GIVEN INSTRUCTION
Go through the records and give each one again exactly.

----

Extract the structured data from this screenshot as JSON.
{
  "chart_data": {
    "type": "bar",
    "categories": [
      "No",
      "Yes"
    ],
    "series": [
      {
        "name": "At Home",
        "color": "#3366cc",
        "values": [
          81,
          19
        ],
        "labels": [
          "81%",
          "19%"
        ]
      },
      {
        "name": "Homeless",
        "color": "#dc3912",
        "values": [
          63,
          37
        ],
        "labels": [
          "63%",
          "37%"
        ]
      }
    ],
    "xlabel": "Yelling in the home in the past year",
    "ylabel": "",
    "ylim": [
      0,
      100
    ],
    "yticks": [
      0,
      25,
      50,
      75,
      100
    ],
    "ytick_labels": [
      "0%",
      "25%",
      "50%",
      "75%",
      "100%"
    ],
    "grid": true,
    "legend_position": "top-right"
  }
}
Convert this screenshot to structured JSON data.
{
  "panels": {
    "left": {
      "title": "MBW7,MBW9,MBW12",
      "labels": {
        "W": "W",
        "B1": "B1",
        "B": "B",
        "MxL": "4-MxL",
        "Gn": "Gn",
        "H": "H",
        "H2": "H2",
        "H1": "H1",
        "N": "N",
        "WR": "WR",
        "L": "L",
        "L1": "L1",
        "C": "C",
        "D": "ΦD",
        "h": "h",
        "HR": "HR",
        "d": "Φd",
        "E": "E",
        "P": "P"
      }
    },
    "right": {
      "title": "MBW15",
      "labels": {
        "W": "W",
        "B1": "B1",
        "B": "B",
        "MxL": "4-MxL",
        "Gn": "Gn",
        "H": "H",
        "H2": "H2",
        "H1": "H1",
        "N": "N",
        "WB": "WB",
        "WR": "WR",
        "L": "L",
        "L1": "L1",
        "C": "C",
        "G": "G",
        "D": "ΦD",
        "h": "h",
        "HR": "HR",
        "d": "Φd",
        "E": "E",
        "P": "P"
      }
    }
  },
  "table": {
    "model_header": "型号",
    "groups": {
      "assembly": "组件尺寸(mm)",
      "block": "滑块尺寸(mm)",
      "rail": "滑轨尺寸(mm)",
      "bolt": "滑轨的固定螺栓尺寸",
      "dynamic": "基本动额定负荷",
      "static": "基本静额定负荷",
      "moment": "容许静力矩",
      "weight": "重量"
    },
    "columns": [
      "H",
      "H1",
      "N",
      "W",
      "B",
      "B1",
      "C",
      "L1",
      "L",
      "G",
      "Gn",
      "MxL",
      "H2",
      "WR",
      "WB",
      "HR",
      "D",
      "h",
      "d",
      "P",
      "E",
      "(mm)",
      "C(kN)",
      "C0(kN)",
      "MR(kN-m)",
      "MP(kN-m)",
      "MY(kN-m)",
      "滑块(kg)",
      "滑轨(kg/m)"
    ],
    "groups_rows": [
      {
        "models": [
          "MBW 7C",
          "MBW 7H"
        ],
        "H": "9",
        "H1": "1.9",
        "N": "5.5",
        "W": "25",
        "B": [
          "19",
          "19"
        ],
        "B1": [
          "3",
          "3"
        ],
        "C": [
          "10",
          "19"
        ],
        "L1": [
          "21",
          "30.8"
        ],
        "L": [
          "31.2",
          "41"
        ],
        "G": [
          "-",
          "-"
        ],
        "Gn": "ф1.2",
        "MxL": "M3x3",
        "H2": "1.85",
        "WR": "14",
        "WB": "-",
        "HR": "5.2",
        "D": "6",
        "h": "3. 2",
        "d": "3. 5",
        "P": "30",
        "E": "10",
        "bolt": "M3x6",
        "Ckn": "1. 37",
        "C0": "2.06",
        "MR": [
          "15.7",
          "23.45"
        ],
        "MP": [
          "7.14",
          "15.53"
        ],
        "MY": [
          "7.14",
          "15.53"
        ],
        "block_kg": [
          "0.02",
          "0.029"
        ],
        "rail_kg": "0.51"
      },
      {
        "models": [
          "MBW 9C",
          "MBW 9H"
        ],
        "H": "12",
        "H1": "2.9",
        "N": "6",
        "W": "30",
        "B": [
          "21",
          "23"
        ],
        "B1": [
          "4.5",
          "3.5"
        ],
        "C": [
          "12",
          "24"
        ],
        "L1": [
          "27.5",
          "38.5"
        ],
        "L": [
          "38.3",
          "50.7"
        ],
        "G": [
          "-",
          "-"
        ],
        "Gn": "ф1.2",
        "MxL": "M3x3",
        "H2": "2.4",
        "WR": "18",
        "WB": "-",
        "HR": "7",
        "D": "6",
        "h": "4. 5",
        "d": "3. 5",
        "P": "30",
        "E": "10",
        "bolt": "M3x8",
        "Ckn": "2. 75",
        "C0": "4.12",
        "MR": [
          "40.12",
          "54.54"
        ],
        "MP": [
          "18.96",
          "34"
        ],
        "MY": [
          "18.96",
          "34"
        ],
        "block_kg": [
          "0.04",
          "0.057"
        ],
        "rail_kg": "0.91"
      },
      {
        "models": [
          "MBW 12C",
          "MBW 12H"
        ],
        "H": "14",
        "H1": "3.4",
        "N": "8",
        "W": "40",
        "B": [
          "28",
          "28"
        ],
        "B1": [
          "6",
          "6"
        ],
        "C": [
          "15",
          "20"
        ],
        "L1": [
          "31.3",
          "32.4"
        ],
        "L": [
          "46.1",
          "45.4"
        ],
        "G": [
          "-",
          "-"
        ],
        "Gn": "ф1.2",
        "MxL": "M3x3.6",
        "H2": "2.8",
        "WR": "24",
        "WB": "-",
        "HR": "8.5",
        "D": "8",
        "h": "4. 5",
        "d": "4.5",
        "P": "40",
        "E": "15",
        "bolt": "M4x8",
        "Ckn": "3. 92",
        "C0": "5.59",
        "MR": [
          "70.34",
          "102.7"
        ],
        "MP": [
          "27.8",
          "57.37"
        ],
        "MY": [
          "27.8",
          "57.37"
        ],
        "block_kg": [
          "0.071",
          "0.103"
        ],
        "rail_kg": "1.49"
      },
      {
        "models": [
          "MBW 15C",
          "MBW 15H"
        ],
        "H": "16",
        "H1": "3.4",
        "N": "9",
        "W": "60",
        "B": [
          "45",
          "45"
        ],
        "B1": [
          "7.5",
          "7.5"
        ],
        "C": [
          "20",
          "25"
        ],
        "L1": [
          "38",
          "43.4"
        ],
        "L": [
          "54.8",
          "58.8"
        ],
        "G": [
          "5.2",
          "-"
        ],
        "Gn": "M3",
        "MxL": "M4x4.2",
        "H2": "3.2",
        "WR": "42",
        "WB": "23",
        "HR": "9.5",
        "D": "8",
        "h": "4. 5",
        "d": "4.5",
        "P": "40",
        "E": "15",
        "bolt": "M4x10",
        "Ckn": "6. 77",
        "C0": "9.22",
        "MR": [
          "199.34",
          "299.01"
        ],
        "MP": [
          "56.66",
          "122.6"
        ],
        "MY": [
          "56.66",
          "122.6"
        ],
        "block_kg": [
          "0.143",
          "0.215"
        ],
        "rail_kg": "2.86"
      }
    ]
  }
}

----

FULL SOLUTION
Extract the structured data from this screenshot as JSON.
{
  "chart_data": {
    "type": "bar",
    "categories": [
      "No",
      "Yes"
    ],
    "series": [
      {
        "name": "At Home",
        "color": "#3366cc",
        "values": [
          81,
          19
        ],
        "labels": [
          "81%",
          "19%"
        ]
      },
      {
        "name": "Homeless",
        "color": "#dc3912",
        "values": [
          63,
          37
        ],
        "labels": [
          "63%",
          "37%"
        ]
      }
    ],
    "xlabel": "Yelling in the home in the past year",
    "ylabel": "",
    "ylim": [
      0,
      100
    ],
    "yticks": [
      0,
      25,
      50,
      75,
      100
    ],
    "ytick_labels": [
      "0%",
      "25%",
      "50%",
      "75%",
      "100%"
    ],
    "grid": true,
    "legend_position": "top-right"
  }
}
Convert this screenshot to structured JSON data.
{
  "panels": {
    "left": {
      "title": "MBW7,MBW9,MBW12",
      "labels": {
        "W": "W",
        "B1": "B1",
        "B": "B",
        "MxL": "4-MxL",
        "Gn": "Gn",
        "H": "H",
        "H2": "H2",
        "H1": "H1",
        "N": "N",
        "WR": "WR",
        "L": "L",
        "L1": "L1",
        "C": "C",
        "D": "ΦD",
        "h": "h",
        "HR": "HR",
        "d": "Φd",
        "E": "E",
        "P": "P"
      }
    },
    "right": {
      "title": "MBW15",
      "labels": {
        "W": "W",
        "B1": "B1",
        "B": "B",
        "MxL": "4-MxL",
        "Gn": "Gn",
        "H": "H",
        "H2": "H2",
        "H1": "H1",
        "N": "N",
        "WB": "WB",
        "WR": "WR",
        "L": "L",
        "L1": "L1",
        "C": "C",
        "G": "G",
        "D": "ΦD",
        "h": "h",
        "HR": "HR",
        "d": "Φd",
        "E": "E",
        "P": "P"
      }
    }
  },
  "table": {
    "model_header": "型号",
    "groups": {
      "assembly": "组件尺寸(mm)",
      "block": "滑块尺寸(mm)",
      "rail": "滑轨尺寸(mm)",
      "bolt": "滑轨的固定螺栓尺寸",
      "dynamic": "基本动额定负荷",
      "static": "基本静额定负荷",
      "moment": "容许静力矩",
      "weight": "重量"
    },
    "columns": [
      "H",
      "H1",
      "N",
      "W",
      "B",
      "B1",
      "C",
      "L1",
      "L",
      "G",
      "Gn",
      "MxL",
      "H2",
      "WR",
      "WB",
      "HR",
      "D",
      "h",
      "d",
      "P",
      "E",
      "(mm)",
      "C(kN)",
      "C0(kN)",
      "MR(kN-m)",
      "MP(kN-m)",
      "MY(kN-m)",
      "滑块(kg)",
      "滑轨(kg/m)"
    ],
    "groups_rows": [
      {
        "models": [
          "MBW 7C",
          "MBW 7H"
        ],
        "H": "9",
        "H1": "1.9",
        "N": "5.5",
        "W": "25",
        "B": [
          "19",
          "19"
        ],
        "B1": [
          "3",
          "3"
        ],
        "C": [
          "10",
          "19"
        ],
        "L1": [
          "21",
          "30.8"
        ],
        "L": [
          "31.2",
          "41"
        ],
        "G": [
          "-",
          "-"
        ],
        "Gn": "ф1.2",
        "MxL": "M3x3",
        "H2": "1.85",
        "WR": "14",
        "WB": "-",
        "HR": "5.2",
        "D": "6",
        "h": "3. 2",
        "d": "3. 5",
        "P": "30",
        "E": "10",
        "bolt": "M3x6",
        "Ckn": "1. 37",
        "C0": "2.06",
        "MR": [
          "15.7",
          "23.45"
        ],
        "MP": [
          "7.14",
          "15.53"
        ],
        "MY": [
          "7.14",
          "15.53"
        ],
        "block_kg": [
          "0.02",
          "0.029"
        ],
        "rail_kg": "0.51"
      },
      {
        "models": [
          "MBW 9C",
          "MBW 9H"
        ],
        "H": "12",
        "H1": "2.9",
        "N": "6",
        "W": "30",
        "B": [
          "21",
          "23"
        ],
        "B1": [
          "4.5",
          "3.5"
        ],
        "C": [
          "12",
          "24"
        ],
        "L1": [
          "27.5",
          "38.5"
        ],
        "L": [
          "38.3",
          "50.7"
        ],
        "G": [
          "-",
          "-"
        ],
        "Gn": "ф1.2",
        "MxL": "M3x3",
        "H2": "2.4",
        "WR": "18",
        "WB": "-",
        "HR": "7",
        "D": "6",
        "h": "4. 5",
        "d": "3. 5",
        "P": "30",
        "E": "10",
        "bolt": "M3x8",
        "Ckn": "2. 75",
        "C0": "4.12",
        "MR": [
          "40.12",
          "54.54"
        ],
        "MP": [
          "18.96",
          "34"
        ],
        "MY": [
          "18.96",
          "34"
        ],
        "block_kg": [
          "0.04",
          "0.057"
        ],
        "rail_kg": "0.91"
      },
      {
        "models": [
          "MBW 12C",
          "MBW 12H"
        ],
        "H": "14",
        "H1": "3.4",
        "N": "8",
        "W": "40",
        "B": [
          "28",
          "28"
        ],
        "B1": [
          "6",
          "6"
        ],
        "C": [
          "15",
          "20"
        ],
        "L1": [
          "31.3",
          "32.4"
        ],
        "L": [
          "46.1",
          "45.4"
        ],
        "G": [
          "-",
          "-"
        ],
        "Gn": "ф1.2",
        "MxL": "M3x3.6",
        "H2": "2.8",
        "WR": "24",
        "WB": "-",
        "HR": "8.5",
        "D": "8",
        "h": "4. 5",
        "d": "4.5",
        "P": "40",
        "E": "15",
        "bolt": "M4x8",
        "Ckn": "3. 92",
        "C0": "5.59",
        "MR": [
          "70.34",
          "102.7"
        ],
        "MP": [
          "27.8",
          "57.37"
        ],
        "MY": [
          "27.8",
          "57.37"
        ],
        "block_kg": [
          "0.071",
          "0.103"
        ],
        "rail_kg": "1.49"
      },
      {
        "models": [
          "MBW 15C",
          "MBW 15H"
        ],
        "H": "16",
        "H1": "3.4",
        "N": "9",
        "W": "60",
        "B": [
          "45",
          "45"
        ],
        "B1": [
          "7.5",
          "7.5"
        ],
        "C": [
          "20",
          "25"
        ],
        "L1": [
          "38",
          "43.4"
        ],
        "L": [
          "54.8",
          "58.8"
        ],
        "G": [
          "5.2",
          "-"
        ],
        "Gn": "M3",
        "MxL": "M4x4.2",
        "H2": "3.2",
        "WR": "42",
        "WB": "23",
        "HR": "9.5",
        "D": "8",
        "h": "4. 5",
        "d": "4.5",
        "P": "40",
        "E": "15",
        "bolt": "M4x10",
        "Ckn": "6. 77",
        "C0": "9.22",
        "MR": [
          "199.34",
          "299.01"
        ],
        "MP": [
          "56.66",
          "122.6"
        ],
        "MY": [
          "56.66",
          "122.6"
        ],
        "block_kg": [
          "0.143",
          "0.215"
        ],
        "rail_kg": "2.86"
      }
    ]
  }
}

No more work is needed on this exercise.